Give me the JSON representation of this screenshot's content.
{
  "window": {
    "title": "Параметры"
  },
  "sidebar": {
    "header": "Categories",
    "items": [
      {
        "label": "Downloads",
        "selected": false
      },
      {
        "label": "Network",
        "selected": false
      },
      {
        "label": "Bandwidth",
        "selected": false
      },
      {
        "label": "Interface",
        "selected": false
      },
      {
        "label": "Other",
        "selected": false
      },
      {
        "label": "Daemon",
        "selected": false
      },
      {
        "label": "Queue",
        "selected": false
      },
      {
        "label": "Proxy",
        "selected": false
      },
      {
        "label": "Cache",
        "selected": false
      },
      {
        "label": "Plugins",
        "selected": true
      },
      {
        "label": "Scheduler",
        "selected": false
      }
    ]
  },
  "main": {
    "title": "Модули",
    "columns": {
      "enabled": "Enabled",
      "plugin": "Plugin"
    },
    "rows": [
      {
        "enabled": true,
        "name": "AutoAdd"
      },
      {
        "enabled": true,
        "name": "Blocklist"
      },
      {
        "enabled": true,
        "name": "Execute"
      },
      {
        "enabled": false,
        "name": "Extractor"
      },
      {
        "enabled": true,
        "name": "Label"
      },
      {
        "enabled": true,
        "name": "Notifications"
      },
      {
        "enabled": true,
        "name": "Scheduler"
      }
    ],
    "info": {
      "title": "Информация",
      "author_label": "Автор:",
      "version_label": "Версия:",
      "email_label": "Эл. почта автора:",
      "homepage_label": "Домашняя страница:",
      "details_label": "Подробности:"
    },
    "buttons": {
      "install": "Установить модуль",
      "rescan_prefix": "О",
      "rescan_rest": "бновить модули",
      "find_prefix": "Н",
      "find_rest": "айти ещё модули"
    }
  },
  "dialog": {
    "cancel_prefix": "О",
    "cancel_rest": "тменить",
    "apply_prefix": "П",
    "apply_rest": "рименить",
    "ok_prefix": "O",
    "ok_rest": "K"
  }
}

■ Your task ■
Output all preceding records character for character.

■ Worked answer ■
Give me the JSON representation of this screenshot's content.
{
  "window": {
    "title": "Параметры"
  },
  "sidebar": {
    "header": "Categories",
    "items": [
      {
        "label": "Downloads",
        "selected": false
      },
      {
        "label": "Network",
        "selected": false
      },
      {
        "label": "Bandwidth",
        "selected": false
      },
      {
        "label": "Interface",
        "selected": false
      },
      {
        "label": "Other",
        "selected": false
      },
      {
        "label": "Daemon",
        "selected": false
      },
      {
        "label": "Queue",
        "selected": false
      },
      {
        "label": "Proxy",
        "selected": false
      },
      {
        "label": "Cache",
        "selected": false
      },
      {
        "label": "Plugins",
        "selected": true
      },
      {
        "label": "Scheduler",
        "selected": false
      }
    ]
  },
  "main": {
    "title": "Модули",
    "columns": {
      "enabled": "Enabled",
      "plugin": "Plugin"
    },
    "rows": [
      {
        "enabled": true,
        "name": "AutoAdd"
      },
      {
        "enabled": true,
        "name": "Blocklist"
      },
      {
        "enabled": true,
        "name": "Execute"
      },
      {
        "enabled": false,
        "name": "Extractor"
      },
      {
        "enabled": true,
        "name": "Label"
      },
      {
        "enabled": true,
        "name": "Notifications"
      },
      {
        "enabled": true,
        "name": "Scheduler"
      }
    ],
    "info": {
      "title": "Информация",
      "author_label": "Автор:",
      "version_label": "Версия:",
      "email_label": "Эл. почта автора:",
      "homepage_label": "Домашняя страница:",
      "details_label": "Подробности:"
    },
    "buttons": {
      "install": "Установить модуль",
      "rescan_prefix": "О",
      "rescan_rest": "бновить модули",
      "find_prefix": "Н",
      "find_rest": "айти ещё модули"
    }
  },
  "dialog": {
    "cancel_prefix": "О",
    "cancel_rest": "тменить",
    "apply_prefix": "П",
    "apply_rest": "рименить",
    "ok_prefix": "O",
    "ok_rest": "K"
  }
}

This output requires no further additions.